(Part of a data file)
● ● ●

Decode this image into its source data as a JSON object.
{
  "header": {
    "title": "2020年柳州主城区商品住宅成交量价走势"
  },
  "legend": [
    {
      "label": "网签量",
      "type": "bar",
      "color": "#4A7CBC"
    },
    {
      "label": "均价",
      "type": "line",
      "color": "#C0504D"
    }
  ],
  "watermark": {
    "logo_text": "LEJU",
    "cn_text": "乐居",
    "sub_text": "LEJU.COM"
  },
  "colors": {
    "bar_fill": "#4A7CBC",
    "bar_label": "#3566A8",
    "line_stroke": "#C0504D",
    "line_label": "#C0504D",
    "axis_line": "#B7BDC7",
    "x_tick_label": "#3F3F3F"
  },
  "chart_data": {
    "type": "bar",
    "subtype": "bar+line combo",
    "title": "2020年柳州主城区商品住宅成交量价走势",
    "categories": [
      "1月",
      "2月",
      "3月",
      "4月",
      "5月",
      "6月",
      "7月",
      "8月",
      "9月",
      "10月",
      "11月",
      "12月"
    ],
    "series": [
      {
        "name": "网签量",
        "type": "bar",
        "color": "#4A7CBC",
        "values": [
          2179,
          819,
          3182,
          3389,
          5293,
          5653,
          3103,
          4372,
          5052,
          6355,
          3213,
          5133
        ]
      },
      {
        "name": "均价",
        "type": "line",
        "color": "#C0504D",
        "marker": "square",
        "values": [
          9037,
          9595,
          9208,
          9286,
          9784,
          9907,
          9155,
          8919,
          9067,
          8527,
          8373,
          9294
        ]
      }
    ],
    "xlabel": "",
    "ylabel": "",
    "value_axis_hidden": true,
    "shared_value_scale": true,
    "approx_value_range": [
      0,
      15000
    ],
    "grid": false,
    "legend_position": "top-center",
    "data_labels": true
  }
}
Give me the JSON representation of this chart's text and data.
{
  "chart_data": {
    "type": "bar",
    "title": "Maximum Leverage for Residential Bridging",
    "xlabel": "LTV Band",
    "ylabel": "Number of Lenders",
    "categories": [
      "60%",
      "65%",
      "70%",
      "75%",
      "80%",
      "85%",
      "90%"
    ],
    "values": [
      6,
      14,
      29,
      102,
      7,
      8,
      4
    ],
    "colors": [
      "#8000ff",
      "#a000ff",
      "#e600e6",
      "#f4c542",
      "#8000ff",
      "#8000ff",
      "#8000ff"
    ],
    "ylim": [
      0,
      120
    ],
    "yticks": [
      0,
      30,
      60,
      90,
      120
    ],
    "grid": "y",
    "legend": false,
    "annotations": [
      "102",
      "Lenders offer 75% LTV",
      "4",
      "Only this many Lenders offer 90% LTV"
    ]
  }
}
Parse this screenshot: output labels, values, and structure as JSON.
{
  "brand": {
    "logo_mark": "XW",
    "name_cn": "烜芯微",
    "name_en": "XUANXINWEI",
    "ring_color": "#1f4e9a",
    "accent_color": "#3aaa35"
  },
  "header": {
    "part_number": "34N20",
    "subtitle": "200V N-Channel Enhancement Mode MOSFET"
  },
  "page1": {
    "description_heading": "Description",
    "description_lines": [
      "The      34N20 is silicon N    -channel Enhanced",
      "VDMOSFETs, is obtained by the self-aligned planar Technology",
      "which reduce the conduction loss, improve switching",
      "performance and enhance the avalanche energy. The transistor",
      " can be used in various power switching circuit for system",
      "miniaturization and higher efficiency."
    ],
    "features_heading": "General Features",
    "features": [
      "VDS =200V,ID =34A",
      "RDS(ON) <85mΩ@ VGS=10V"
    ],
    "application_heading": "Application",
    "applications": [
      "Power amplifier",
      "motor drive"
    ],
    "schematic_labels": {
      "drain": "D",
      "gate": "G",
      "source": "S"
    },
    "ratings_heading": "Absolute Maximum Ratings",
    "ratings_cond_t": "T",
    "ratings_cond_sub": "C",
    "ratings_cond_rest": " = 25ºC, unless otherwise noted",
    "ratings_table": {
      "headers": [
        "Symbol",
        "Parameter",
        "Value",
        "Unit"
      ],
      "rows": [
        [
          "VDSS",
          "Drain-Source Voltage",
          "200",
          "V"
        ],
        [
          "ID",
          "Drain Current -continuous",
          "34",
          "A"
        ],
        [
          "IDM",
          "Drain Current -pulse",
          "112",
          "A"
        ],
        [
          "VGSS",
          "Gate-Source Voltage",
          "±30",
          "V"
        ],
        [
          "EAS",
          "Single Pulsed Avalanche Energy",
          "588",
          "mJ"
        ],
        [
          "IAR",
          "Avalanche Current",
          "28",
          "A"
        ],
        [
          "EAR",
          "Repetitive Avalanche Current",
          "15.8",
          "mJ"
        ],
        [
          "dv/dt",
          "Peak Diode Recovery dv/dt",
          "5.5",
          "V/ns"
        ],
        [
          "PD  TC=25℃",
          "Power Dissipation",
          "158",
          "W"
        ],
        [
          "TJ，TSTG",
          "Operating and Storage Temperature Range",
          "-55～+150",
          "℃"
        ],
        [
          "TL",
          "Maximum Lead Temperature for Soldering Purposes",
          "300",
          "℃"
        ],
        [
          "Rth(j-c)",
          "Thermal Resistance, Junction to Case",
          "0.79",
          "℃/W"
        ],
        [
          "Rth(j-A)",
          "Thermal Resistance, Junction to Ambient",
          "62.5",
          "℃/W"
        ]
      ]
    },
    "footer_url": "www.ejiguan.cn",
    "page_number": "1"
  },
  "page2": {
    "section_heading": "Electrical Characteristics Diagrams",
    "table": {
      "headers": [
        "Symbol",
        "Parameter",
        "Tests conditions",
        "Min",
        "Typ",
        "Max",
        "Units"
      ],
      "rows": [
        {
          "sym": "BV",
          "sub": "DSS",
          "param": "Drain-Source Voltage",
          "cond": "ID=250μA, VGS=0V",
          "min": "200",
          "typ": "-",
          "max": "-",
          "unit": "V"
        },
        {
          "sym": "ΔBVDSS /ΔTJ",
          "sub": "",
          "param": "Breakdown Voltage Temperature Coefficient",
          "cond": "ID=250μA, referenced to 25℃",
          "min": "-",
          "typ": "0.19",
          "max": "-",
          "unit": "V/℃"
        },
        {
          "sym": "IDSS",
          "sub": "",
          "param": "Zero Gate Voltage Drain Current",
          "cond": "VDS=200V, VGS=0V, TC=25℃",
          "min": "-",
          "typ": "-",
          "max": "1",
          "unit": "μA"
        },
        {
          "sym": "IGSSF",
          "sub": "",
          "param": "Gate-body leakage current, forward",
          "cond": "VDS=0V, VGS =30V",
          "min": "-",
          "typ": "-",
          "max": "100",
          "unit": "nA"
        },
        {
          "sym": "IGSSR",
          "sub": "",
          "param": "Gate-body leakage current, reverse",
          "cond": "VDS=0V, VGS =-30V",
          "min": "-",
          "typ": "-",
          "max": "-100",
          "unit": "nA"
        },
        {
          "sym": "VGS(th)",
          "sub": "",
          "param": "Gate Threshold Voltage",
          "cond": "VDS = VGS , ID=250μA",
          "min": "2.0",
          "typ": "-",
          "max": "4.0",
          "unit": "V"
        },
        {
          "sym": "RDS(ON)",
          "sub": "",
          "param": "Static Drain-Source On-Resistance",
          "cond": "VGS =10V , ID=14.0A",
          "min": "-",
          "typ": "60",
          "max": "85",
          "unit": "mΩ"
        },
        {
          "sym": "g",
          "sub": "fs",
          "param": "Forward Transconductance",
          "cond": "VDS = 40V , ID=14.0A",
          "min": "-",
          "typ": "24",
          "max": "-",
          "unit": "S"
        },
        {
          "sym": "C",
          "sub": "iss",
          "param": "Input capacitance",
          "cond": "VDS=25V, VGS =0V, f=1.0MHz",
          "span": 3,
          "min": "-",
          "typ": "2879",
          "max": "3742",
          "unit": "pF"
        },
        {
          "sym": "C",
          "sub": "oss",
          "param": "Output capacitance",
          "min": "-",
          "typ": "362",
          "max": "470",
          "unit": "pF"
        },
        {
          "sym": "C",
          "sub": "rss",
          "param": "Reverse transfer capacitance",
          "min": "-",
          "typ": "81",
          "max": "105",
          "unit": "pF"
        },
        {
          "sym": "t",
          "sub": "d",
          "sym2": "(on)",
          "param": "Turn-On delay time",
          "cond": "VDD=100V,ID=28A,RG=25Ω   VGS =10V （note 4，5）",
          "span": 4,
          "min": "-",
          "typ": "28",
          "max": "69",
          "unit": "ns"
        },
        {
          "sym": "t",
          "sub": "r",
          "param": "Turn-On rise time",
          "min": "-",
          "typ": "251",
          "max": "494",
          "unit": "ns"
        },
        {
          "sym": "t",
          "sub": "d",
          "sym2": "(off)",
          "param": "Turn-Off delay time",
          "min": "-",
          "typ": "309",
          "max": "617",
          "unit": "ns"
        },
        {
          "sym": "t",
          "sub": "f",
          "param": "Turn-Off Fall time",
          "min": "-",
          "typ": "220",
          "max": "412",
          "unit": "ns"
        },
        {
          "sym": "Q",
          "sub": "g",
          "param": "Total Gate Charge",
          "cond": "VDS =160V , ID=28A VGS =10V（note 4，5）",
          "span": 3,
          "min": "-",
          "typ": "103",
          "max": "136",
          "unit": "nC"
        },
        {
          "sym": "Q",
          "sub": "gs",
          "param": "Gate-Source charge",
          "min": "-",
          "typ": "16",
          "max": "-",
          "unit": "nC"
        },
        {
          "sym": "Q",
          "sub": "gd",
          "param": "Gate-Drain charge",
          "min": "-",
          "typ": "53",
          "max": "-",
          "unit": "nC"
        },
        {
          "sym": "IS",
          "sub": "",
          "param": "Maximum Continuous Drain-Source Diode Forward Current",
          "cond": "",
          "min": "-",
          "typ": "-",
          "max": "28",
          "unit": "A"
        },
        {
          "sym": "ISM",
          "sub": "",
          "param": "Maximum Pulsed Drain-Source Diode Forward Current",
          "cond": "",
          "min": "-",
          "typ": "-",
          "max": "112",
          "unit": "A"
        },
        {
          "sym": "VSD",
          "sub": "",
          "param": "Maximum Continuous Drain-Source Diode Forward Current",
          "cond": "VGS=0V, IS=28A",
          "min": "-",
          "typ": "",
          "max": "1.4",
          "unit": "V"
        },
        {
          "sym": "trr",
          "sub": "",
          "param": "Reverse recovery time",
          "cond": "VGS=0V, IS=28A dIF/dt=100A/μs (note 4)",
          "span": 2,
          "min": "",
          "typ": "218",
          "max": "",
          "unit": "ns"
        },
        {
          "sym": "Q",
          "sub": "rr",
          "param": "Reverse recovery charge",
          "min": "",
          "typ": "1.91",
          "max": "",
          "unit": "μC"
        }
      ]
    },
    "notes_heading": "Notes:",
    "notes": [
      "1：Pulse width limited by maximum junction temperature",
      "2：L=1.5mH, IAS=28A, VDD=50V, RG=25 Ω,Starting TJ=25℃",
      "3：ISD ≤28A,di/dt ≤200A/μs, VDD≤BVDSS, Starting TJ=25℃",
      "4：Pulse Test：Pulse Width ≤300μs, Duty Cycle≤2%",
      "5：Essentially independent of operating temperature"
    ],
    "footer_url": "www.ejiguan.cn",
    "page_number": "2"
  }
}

● ● ●

> **Given instruction**
Your task is to list each line of the records with the word "values".

> **Task output**
        "values": [
        "values": [
    "values": [
Parse this screenshot: output labels, values, and structure as JSON.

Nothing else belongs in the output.